◆ STATED PROBLEM:
Copy each of the entries below faithfully, setting aside any pictures.

◆ MATERIAL FOR THE TASK:
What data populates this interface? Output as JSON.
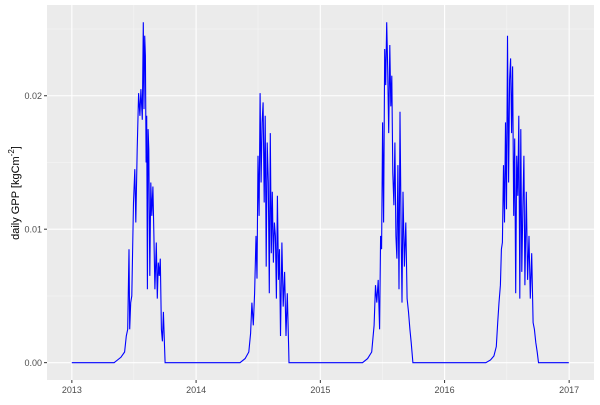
{
  "chart_data": {
    "type": "line",
    "title": "",
    "xlabel": "",
    "ylabel": "daily GPP [kgCm",
    "ylabel_sup": "-2",
    "ylabel_end": "]",
    "xlim": [
      "2012-10-20",
      "2017-03-15"
    ],
    "ylim": [
      -0.0013,
      0.0268
    ],
    "x_ticks": [
      "2013",
      "2014",
      "2015",
      "2016",
      "2017"
    ],
    "y_ticks": [
      "0.00",
      "0.01",
      "0.02"
    ],
    "y_tick_values": [
      0,
      0.01,
      0.02
    ],
    "grid": true,
    "line_color": "#0000FF",
    "panel_background": "#EBEBEB",
    "series": [
      {
        "x": [
          "2013-01-01",
          "2013-05-05",
          "2013-05-15",
          "2013-05-25",
          "2013-06-05",
          "2013-06-10",
          "2013-06-14",
          "2013-06-18",
          "2013-06-20",
          "2013-06-23",
          "2013-06-26",
          "2013-07-01",
          "2013-07-05",
          "2013-07-08",
          "2013-07-12",
          "2013-07-16",
          "2013-07-20",
          "2013-07-23",
          "2013-07-27",
          "2013-07-30",
          "2013-08-01",
          "2013-08-03",
          "2013-08-05",
          "2013-08-07",
          "2013-08-09",
          "2013-08-11",
          "2013-08-13",
          "2013-08-15",
          "2013-08-18",
          "2013-08-21",
          "2013-08-24",
          "2013-08-27",
          "2013-08-30",
          "2013-09-02",
          "2013-09-06",
          "2013-09-09",
          "2013-09-12",
          "2013-09-15",
          "2013-09-18",
          "2013-09-21",
          "2013-09-24",
          "2013-09-27",
          "2013-09-30",
          "2013-10-02",
          "2014-05-10",
          "2014-05-25",
          "2014-06-05",
          "2014-06-10",
          "2014-06-14",
          "2014-06-18",
          "2014-06-22",
          "2014-06-26",
          "2014-06-29",
          "2014-07-02",
          "2014-07-05",
          "2014-07-08",
          "2014-07-11",
          "2014-07-14",
          "2014-07-17",
          "2014-07-20",
          "2014-07-23",
          "2014-07-26",
          "2014-07-29",
          "2014-08-01",
          "2014-08-04",
          "2014-08-07",
          "2014-08-10",
          "2014-08-13",
          "2014-08-16",
          "2014-08-19",
          "2014-08-22",
          "2014-08-25",
          "2014-08-28",
          "2014-08-31",
          "2014-09-03",
          "2014-09-06",
          "2014-09-10",
          "2014-09-14",
          "2014-09-18",
          "2014-09-22",
          "2014-09-26",
          "2014-09-30",
          "2014-10-01",
          "2015-05-05",
          "2015-05-20",
          "2015-06-01",
          "2015-06-08",
          "2015-06-12",
          "2015-06-16",
          "2015-06-20",
          "2015-06-24",
          "2015-06-27",
          "2015-06-30",
          "2015-07-03",
          "2015-07-06",
          "2015-07-09",
          "2015-07-12",
          "2015-07-15",
          "2015-07-18",
          "2015-07-21",
          "2015-07-24",
          "2015-07-27",
          "2015-07-30",
          "2015-08-02",
          "2015-08-05",
          "2015-08-08",
          "2015-08-11",
          "2015-08-14",
          "2015-08-17",
          "2015-08-20",
          "2015-08-23",
          "2015-08-26",
          "2015-08-29",
          "2015-09-01",
          "2015-09-05",
          "2015-09-09",
          "2015-09-13",
          "2015-09-17",
          "2015-09-21",
          "2015-09-25",
          "2015-09-30",
          "2016-05-01",
          "2016-05-15",
          "2016-05-25",
          "2016-06-01",
          "2016-06-05",
          "2016-06-09",
          "2016-06-13",
          "2016-06-16",
          "2016-06-19",
          "2016-06-22",
          "2016-06-25",
          "2016-06-28",
          "2016-07-01",
          "2016-07-04",
          "2016-07-07",
          "2016-07-10",
          "2016-07-13",
          "2016-07-16",
          "2016-07-19",
          "2016-07-22",
          "2016-07-25",
          "2016-07-28",
          "2016-07-31",
          "2016-08-03",
          "2016-08-06",
          "2016-08-09",
          "2016-08-12",
          "2016-08-15",
          "2016-08-18",
          "2016-08-21",
          "2016-08-24",
          "2016-08-28",
          "2016-09-01",
          "2016-09-05",
          "2016-09-09",
          "2016-09-13",
          "2016-09-17",
          "2016-09-21",
          "2016-09-25",
          "2016-09-29",
          "2016-10-03",
          "2016-12-31"
        ],
        "values": [
          0,
          0,
          0.0002,
          0.0004,
          0.0008,
          0.002,
          0.0025,
          0.0085,
          0.0025,
          0.0045,
          0.005,
          0.012,
          0.0145,
          0.0105,
          0.016,
          0.0202,
          0.0185,
          0.0205,
          0.0182,
          0.0255,
          0.019,
          0.0245,
          0.023,
          0.015,
          0.0185,
          0.0055,
          0.0175,
          0.016,
          0.0065,
          0.0135,
          0.011,
          0.0132,
          0.0095,
          0.0055,
          0.009,
          0.0048,
          0.0075,
          0.0065,
          0.0078,
          0.0025,
          0.0016,
          0.0038,
          0.0015,
          0,
          0,
          0.0003,
          0.0008,
          0.0022,
          0.0045,
          0.0028,
          0.0052,
          0.0095,
          0.0063,
          0.0155,
          0.011,
          0.0202,
          0.0135,
          0.018,
          0.0195,
          0.012,
          0.0185,
          0.0072,
          0.0165,
          0.0135,
          0.0052,
          0.0172,
          0.0082,
          0.0128,
          0.0075,
          0.0105,
          0.0095,
          0.0048,
          0.0125,
          0.0062,
          0.0085,
          0.002,
          0.009,
          0.0042,
          0.0068,
          0.002,
          0.0052,
          0.001,
          0,
          0,
          0.0003,
          0.0008,
          0.0028,
          0.0058,
          0.0045,
          0.0062,
          0.0025,
          0.0095,
          0.0085,
          0.018,
          0.0105,
          0.0235,
          0.0208,
          0.0255,
          0.022,
          0.0172,
          0.0238,
          0.0192,
          0.0215,
          0.0142,
          0.0118,
          0.0165,
          0.0095,
          0.0078,
          0.0148,
          0.0055,
          0.0188,
          0.0108,
          0.0045,
          0.0128,
          0.0072,
          0.0105,
          0.0048,
          0.0038,
          0.0025,
          0.0015,
          0,
          0,
          0.0002,
          0.0005,
          0.0012,
          0.003,
          0.0045,
          0.0058,
          0.0085,
          0.009,
          0.0148,
          0.0105,
          0.018,
          0.0115,
          0.0245,
          0.0135,
          0.0212,
          0.0228,
          0.0172,
          0.0222,
          0.011,
          0.0168,
          0.0052,
          0.0155,
          0.0125,
          0.0185,
          0.0048,
          0.0175,
          0.0068,
          0.0118,
          0.0155,
          0.0058,
          0.0128,
          0.0062,
          0.0095,
          0.0048,
          0.0082,
          0.003,
          0.0025,
          0.0015,
          0.0008,
          0,
          0
        ]
      }
    ]
  }
}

◆ WRITTEN RESPONSE:
What data populates this interface? Output as JSON.
{
  "chart_data": {
    "type": "line",
    "title": "",
    "xlabel": "",
    "ylabel": "daily GPP [kgCm",
    "ylabel_sup": "-2",
    "ylabel_end": "]",
    "xlim": [
      "2012-10-20",
      "2017-03-15"
    ],
    "ylim": [
      -0.0013,
      0.0268
    ],
    "x_ticks": [
      "2013",
      "2014",
      "2015",
      "2016",
      "2017"
    ],
    "y_ticks": [
      "0.00",
      "0.01",
      "0.02"
    ],
    "y_tick_values": [
      0,
      0.01,
      0.02
    ],
    "grid": true,
    "line_color": "#0000FF",
    "panel_background": "#EBEBEB",
    "series": [
      {
        "x": [
          "2013-01-01",
          "2013-05-05",
          "2013-05-15",
          "2013-05-25",
          "2013-06-05",
          "2013-06-10",
          "2013-06-14",
          "2013-06-18",
          "2013-06-20",
          "2013-06-23",
          "2013-06-26",
          "2013-07-01",
          "2013-07-05",
          "2013-07-08",
          "2013-07-12",
          "2013-07-16",
          "2013-07-20",
          "2013-07-23",
          "2013-07-27",
          "2013-07-30",
          "2013-08-01",
          "2013-08-03",
          "2013-08-05",
          "2013-08-07",
          "2013-08-09",
          "2013-08-11",
          "2013-08-13",
          "2013-08-15",
          "2013-08-18",
          "2013-08-21",
          "2013-08-24",
          "2013-08-27",
          "2013-08-30",
          "2013-09-02",
          "2013-09-06",
          "2013-09-09",
          "2013-09-12",
          "2013-09-15",
          "2013-09-18",
          "2013-09-21",
          "2013-09-24",
          "2013-09-27",
          "2013-09-30",
          "2013-10-02",
          "2014-05-10",
          "2014-05-25",
          "2014-06-05",
          "2014-06-10",
          "2014-06-14",
          "2014-06-18",
          "2014-06-22",
          "2014-06-26",
          "2014-06-29",
          "2014-07-02",
          "2014-07-05",
          "2014-07-08",
          "2014-07-11",
          "2014-07-14",
          "2014-07-17",
          "2014-07-20",
          "2014-07-23",
          "2014-07-26",
          "2014-07-29",
          "2014-08-01",
          "2014-08-04",
          "2014-08-07",
          "2014-08-10",
          "2014-08-13",
          "2014-08-16",
          "2014-08-19",
          "2014-08-22",
          "2014-08-25",
          "2014-08-28",
          "2014-08-31",
          "2014-09-03",
          "2014-09-06",
          "2014-09-10",
          "2014-09-14",
          "2014-09-18",
          "2014-09-22",
          "2014-09-26",
          "2014-09-30",
          "2014-10-01",
          "2015-05-05",
          "2015-05-20",
          "2015-06-01",
          "2015-06-08",
          "2015-06-12",
          "2015-06-16",
          "2015-06-20",
          "2015-06-24",
          "2015-06-27",
          "2015-06-30",
          "2015-07-03",
          "2015-07-06",
          "2015-07-09",
          "2015-07-12",
          "2015-07-15",
          "2015-07-18",
          "2015-07-21",
          "2015-07-24",
          "2015-07-27",
          "2015-07-30",
          "2015-08-02",
          "2015-08-05",
          "2015-08-08",
          "2015-08-11",
          "2015-08-14",
          "2015-08-17",
          "2015-08-20",
          "2015-08-23",
          "2015-08-26",
          "2015-08-29",
          "2015-09-01",
          "2015-09-05",
          "2015-09-09",
          "2015-09-13",
          "2015-09-17",
          "2015-09-21",
          "2015-09-25",
          "2015-09-30",
          "2016-05-01",
          "2016-05-15",
          "2016-05-25",
          "2016-06-01",
          "2016-06-05",
          "2016-06-09",
          "2016-06-13",
          "2016-06-16",
          "2016-06-19",
          "2016-06-22",
          "2016-06-25",
          "2016-06-28",
          "2016-07-01",
          "2016-07-04",
          "2016-07-07",
          "2016-07-10",
          "2016-07-13",
          "2016-07-16",
          "2016-07-19",
          "2016-07-22",
          "2016-07-25",
          "2016-07-28",
          "2016-07-31",
          "2016-08-03",
          "2016-08-06",
          "2016-08-09",
          "2016-08-12",
          "2016-08-15",
          "2016-08-18",
          "2016-08-21",
          "2016-08-24",
          "2016-08-28",
          "2016-09-01",
          "2016-09-05",
          "2016-09-09",
          "2016-09-13",
          "2016-09-17",
          "2016-09-21",
          "2016-09-25",
          "2016-09-29",
          "2016-10-03",
          "2016-12-31"
        ],
        "values": [
          0,
          0,
          0.0002,
          0.0004,
          0.0008,
          0.002,
          0.0025,
          0.0085,
          0.0025,
          0.0045,
          0.005,
          0.012,
          0.0145,
          0.0105,
          0.016,
          0.0202,
          0.0185,
          0.0205,
          0.0182,
          0.0255,
          0.019,
          0.0245,
          0.023,
          0.015,
          0.0185,
          0.0055,
          0.0175,
          0.016,
          0.0065,
          0.0135,
          0.011,
          0.0132,
          0.0095,
          0.0055,
          0.009,
          0.0048,
          0.0075,
          0.0065,
          0.0078,
          0.0025,
          0.0016,
          0.0038,
          0.0015,
          0,
          0,
          0.0003,
          0.0008,
          0.0022,
          0.0045,
          0.0028,
          0.0052,
          0.0095,
          0.0063,
          0.0155,
          0.011,
          0.0202,
          0.0135,
          0.018,
          0.0195,
          0.012,
          0.0185,
          0.0072,
          0.0165,
          0.0135,
          0.0052,
          0.0172,
          0.0082,
          0.0128,
          0.0075,
          0.0105,
          0.0095,
          0.0048,
          0.0125,
          0.0062,
          0.0085,
          0.002,
          0.009,
          0.0042,
          0.0068,
          0.002,
          0.0052,
          0.001,
          0,
          0,
          0.0003,
          0.0008,
          0.0028,
          0.0058,
          0.0045,
          0.0062,
          0.0025,
          0.0095,
          0.0085,
          0.018,
          0.0105,
          0.0235,
          0.0208,
          0.0255,
          0.022,
          0.0172,
          0.0238,
          0.0192,
          0.0215,
          0.0142,
          0.0118,
          0.0165,
          0.0095,
          0.0078,
          0.0148,
          0.0055,
          0.0188,
          0.0108,
          0.0045,
          0.0128,
          0.0072,
          0.0105,
          0.0048,
          0.0038,
          0.0025,
          0.0015,
          0,
          0,
          0.0002,
          0.0005,
          0.0012,
          0.003,
          0.0045,
          0.0058,
          0.0085,
          0.009,
          0.0148,
          0.0105,
          0.018,
          0.0115,
          0.0245,
          0.0135,
          0.0212,
          0.0228,
          0.0172,
          0.0222,
          0.011,
          0.0168,
          0.0052,
          0.0155,
          0.0125,
          0.0185,
          0.0048,
          0.0175,
          0.0068,
          0.0118,
          0.0155,
          0.0058,
          0.0128,
          0.0062,
          0.0095,
          0.0048,
          0.0082,
          0.003,
          0.0025,
          0.0015,
          0.0008,
          0,
          0
        ]
      }
    ]
  }
}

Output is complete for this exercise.